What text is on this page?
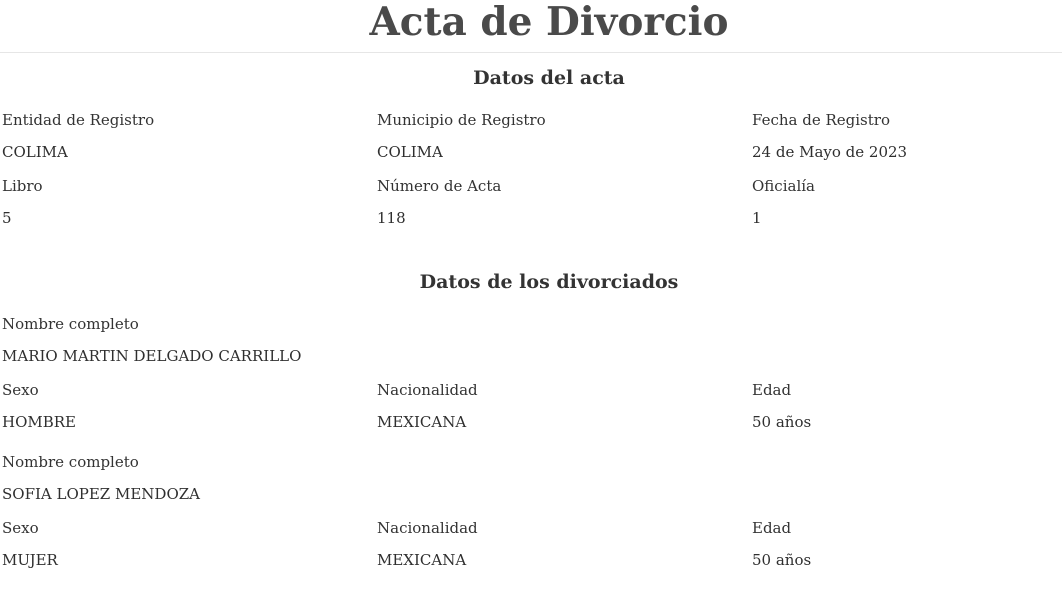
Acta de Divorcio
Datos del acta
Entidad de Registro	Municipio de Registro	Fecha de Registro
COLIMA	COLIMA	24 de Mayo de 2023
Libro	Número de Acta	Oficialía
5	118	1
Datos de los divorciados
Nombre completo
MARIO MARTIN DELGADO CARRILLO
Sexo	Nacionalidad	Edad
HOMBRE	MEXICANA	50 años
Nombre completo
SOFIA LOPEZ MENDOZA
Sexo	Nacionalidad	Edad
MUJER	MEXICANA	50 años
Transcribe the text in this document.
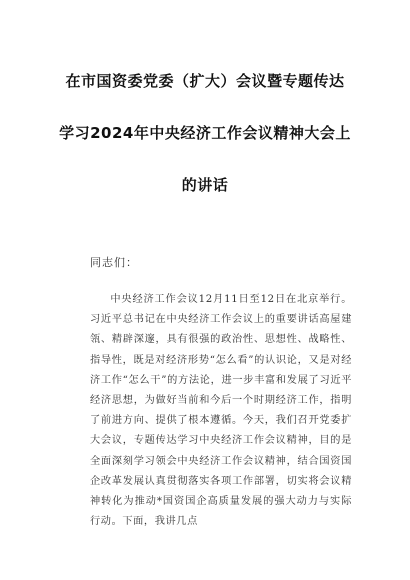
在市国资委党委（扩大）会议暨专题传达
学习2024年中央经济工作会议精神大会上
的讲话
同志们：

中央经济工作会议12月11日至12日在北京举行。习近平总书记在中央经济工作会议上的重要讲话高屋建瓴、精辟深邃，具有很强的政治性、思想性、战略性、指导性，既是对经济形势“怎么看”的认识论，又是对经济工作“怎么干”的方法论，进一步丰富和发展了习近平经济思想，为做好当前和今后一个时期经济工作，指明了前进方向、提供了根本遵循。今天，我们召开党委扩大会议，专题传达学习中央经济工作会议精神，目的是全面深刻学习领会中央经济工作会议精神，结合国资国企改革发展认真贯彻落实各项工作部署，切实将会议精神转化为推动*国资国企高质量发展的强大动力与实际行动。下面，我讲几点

### GIVEN PROBLEM
Without the pictures, repeat all the records word for word.

### EXERCISE RESPONSE
What text is on this page?
Acta de Divorcio
Datos del acta
Entidad de Registro	Municipio de Registro	Fecha de Registro
COLIMA	COLIMA	24 de Mayo de 2023
Libro	Número de Acta	Oficialía
5	118	1
Datos de los divorciados
Nombre completo
MARIO MARTIN DELGADO CARRILLO
Sexo	Nacionalidad	Edad
HOMBRE	MEXICANA	50 años
Nombre completo
SOFIA LOPEZ MENDOZA
Sexo	Nacionalidad	Edad
MUJER	MEXICANA	50 años
Transcribe the text in this document.
在市国资委党委（扩大）会议暨专题传达
学习2024年中央经济工作会议精神大会上
的讲话
同志们：

中央经济工作会议12月11日至12日在北京举行。习近平总书记在中央经济工作会议上的重要讲话高屋建瓴、精辟深邃，具有很强的政治性、思想性、战略性、指导性，既是对经济形势“怎么看”的认识论，又是对经济工作“怎么干”的方法论，进一步丰富和发展了习近平经济思想，为做好当前和今后一个时期经济工作，指明了前进方向、提供了根本遵循。今天，我们召开党委扩大会议，专题传达学习中央经济工作会议精神，目的是全面深刻学习领会中央经济工作会议精神，结合国资国企改革发展认真贯彻落实各项工作部署，切实将会议精神转化为推动*国资国企高质量发展的强大动力与实际行动。下面，我讲几点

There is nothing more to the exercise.